**Job**
Wherever the word "СОПРОВОЖДЕНИЕ" appears in a line, copy that line.

**Records to process**
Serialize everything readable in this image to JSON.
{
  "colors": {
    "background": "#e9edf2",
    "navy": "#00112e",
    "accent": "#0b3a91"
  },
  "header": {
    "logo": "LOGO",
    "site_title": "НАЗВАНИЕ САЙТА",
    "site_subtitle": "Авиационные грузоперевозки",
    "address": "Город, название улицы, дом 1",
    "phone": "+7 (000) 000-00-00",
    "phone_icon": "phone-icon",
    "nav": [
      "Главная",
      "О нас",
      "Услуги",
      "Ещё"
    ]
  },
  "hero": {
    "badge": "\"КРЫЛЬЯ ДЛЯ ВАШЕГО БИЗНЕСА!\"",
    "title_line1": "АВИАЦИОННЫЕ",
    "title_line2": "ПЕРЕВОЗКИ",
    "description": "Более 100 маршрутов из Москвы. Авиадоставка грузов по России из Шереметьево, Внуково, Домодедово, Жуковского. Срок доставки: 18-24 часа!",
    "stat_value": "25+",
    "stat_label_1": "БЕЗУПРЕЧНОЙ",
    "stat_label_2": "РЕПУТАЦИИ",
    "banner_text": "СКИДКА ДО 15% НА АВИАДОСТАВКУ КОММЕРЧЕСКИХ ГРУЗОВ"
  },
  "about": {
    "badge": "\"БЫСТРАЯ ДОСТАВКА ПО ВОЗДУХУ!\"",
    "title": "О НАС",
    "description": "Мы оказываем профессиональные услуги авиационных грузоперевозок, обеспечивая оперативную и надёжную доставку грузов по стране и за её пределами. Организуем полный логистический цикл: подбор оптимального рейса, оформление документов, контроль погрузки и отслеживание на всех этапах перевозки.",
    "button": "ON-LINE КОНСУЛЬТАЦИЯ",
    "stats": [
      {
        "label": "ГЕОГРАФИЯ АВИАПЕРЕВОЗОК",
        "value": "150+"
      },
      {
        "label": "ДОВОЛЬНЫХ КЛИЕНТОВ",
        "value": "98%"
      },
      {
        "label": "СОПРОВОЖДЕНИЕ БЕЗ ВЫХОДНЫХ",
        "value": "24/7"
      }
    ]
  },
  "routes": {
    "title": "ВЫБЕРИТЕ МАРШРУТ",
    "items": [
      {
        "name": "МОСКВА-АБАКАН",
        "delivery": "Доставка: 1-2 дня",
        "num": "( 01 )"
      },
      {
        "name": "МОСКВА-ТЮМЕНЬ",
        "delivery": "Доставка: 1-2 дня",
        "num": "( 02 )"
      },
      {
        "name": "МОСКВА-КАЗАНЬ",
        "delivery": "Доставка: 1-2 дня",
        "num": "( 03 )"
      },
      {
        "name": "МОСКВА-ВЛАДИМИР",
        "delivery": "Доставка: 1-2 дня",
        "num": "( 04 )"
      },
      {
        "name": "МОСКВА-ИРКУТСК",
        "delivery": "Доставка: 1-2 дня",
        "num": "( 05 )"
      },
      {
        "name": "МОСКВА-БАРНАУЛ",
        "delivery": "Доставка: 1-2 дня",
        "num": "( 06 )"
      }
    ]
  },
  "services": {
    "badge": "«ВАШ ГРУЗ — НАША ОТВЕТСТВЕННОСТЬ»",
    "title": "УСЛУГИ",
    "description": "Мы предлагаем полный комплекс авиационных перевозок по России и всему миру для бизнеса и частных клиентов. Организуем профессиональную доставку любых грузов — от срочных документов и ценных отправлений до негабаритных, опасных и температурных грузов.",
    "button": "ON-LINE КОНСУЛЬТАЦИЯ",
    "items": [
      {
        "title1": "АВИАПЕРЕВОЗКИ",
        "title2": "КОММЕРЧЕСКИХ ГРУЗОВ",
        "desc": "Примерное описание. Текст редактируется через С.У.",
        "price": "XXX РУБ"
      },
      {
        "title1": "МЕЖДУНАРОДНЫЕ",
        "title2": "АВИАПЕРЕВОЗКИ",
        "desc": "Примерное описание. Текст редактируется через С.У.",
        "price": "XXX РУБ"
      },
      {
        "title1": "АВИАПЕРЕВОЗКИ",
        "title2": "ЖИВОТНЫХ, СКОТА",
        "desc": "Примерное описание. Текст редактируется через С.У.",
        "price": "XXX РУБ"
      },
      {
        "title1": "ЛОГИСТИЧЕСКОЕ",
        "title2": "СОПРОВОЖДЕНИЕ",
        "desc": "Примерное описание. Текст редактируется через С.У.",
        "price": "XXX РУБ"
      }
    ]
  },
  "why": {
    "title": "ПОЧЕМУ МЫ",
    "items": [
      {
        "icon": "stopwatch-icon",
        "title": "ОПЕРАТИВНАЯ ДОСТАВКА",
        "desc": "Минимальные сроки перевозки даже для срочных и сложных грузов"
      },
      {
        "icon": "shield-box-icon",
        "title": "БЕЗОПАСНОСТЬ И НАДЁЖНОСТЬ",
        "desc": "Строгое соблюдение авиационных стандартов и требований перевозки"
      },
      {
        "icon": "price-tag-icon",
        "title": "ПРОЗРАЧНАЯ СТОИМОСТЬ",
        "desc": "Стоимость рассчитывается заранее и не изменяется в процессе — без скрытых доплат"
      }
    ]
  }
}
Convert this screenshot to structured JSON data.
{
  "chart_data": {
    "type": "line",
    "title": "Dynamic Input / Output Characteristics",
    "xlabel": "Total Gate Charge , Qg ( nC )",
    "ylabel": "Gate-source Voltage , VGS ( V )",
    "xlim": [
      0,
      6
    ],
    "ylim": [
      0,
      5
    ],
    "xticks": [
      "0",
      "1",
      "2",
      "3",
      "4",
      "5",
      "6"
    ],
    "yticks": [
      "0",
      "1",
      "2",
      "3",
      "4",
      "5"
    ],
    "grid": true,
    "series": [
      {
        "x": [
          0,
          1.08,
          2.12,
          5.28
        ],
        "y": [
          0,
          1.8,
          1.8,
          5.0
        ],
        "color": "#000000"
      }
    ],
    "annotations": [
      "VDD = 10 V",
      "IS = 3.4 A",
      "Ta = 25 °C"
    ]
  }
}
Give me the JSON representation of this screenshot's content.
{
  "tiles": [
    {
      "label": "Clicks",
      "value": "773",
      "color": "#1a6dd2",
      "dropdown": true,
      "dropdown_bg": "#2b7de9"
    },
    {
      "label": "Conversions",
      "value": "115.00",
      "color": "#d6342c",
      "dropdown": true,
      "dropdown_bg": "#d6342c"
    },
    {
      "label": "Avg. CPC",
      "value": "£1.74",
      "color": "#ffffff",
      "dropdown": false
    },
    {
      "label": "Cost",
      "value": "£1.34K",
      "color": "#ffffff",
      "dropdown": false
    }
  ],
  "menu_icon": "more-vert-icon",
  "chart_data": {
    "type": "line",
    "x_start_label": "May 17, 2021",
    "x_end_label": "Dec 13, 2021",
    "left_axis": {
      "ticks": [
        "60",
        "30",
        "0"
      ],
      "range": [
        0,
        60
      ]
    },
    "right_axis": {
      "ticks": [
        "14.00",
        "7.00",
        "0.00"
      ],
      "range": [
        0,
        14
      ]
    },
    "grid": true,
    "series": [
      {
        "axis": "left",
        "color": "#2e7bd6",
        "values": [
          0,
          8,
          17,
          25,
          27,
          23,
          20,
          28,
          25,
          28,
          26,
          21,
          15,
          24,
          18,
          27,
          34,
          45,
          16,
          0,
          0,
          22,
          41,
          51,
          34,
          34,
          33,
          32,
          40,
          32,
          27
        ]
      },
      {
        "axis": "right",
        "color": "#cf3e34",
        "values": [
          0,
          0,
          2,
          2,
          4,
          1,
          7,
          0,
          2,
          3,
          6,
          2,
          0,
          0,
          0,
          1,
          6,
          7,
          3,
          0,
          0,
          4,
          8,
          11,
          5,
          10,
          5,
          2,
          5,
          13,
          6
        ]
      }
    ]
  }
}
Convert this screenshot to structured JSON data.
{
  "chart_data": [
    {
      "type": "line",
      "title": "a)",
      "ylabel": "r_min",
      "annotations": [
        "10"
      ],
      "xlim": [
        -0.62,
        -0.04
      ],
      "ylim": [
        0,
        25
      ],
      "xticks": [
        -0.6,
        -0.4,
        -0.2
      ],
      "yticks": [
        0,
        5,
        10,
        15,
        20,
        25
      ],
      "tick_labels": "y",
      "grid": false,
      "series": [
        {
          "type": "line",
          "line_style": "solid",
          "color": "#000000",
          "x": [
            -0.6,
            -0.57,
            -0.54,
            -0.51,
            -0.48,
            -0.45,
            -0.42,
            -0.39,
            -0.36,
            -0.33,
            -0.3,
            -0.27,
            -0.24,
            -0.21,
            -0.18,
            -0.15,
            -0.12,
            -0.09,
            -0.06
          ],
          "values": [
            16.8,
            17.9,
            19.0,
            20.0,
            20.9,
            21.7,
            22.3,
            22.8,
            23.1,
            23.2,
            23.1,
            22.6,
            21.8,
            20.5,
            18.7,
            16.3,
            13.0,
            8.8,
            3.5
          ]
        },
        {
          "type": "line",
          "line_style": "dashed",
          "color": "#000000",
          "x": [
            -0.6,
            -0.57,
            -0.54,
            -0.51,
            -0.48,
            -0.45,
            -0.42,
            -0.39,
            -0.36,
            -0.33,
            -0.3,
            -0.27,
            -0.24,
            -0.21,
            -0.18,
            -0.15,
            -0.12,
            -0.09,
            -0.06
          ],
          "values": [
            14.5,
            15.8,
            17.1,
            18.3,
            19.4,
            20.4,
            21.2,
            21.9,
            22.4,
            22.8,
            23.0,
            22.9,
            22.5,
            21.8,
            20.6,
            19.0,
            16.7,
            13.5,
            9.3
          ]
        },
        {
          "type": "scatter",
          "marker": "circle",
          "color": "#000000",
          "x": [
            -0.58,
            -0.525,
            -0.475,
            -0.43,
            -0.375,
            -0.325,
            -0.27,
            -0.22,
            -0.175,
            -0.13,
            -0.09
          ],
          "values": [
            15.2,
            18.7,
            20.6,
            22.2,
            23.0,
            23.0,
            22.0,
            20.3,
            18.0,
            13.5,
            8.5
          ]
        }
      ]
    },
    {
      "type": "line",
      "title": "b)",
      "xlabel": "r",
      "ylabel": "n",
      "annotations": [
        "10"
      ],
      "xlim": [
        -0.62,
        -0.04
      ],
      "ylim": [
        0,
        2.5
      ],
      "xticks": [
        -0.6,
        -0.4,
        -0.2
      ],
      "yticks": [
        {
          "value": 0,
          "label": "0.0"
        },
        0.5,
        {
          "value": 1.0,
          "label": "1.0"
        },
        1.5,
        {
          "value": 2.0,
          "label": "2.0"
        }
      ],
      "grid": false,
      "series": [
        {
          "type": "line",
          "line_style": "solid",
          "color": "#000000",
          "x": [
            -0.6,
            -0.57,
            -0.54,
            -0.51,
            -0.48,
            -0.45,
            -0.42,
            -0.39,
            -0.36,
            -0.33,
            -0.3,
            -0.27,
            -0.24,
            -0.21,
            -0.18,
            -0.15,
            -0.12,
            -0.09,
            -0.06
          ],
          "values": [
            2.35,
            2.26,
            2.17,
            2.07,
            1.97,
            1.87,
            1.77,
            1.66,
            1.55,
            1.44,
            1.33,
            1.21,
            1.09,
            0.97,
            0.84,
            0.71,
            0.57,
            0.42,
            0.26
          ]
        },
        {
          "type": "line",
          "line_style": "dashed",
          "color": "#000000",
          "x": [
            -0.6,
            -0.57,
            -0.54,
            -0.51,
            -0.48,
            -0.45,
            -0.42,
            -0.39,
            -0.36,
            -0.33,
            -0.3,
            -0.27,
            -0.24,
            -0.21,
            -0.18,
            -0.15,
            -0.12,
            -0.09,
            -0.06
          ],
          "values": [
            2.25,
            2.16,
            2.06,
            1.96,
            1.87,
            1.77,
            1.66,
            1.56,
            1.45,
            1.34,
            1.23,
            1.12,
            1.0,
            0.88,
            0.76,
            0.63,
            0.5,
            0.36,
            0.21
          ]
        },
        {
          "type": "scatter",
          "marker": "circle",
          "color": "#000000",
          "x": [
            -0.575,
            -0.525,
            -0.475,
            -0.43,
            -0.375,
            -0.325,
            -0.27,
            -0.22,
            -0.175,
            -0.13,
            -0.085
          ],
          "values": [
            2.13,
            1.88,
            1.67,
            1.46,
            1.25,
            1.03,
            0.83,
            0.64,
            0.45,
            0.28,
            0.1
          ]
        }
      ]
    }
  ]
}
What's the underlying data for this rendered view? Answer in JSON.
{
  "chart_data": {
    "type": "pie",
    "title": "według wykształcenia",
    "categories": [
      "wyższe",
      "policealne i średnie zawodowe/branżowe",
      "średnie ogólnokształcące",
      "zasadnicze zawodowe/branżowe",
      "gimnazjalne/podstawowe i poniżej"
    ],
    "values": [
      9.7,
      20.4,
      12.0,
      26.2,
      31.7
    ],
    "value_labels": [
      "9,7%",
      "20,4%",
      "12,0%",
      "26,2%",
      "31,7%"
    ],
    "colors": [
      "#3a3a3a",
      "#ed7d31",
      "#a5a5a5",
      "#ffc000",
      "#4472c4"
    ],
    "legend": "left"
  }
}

**Problem solution**
        "label": "СОПРОВОЖДЕНИЕ БЕЗ ВЫХОДНЫХ",
        "title2": "СОПРОВОЖДЕНИЕ",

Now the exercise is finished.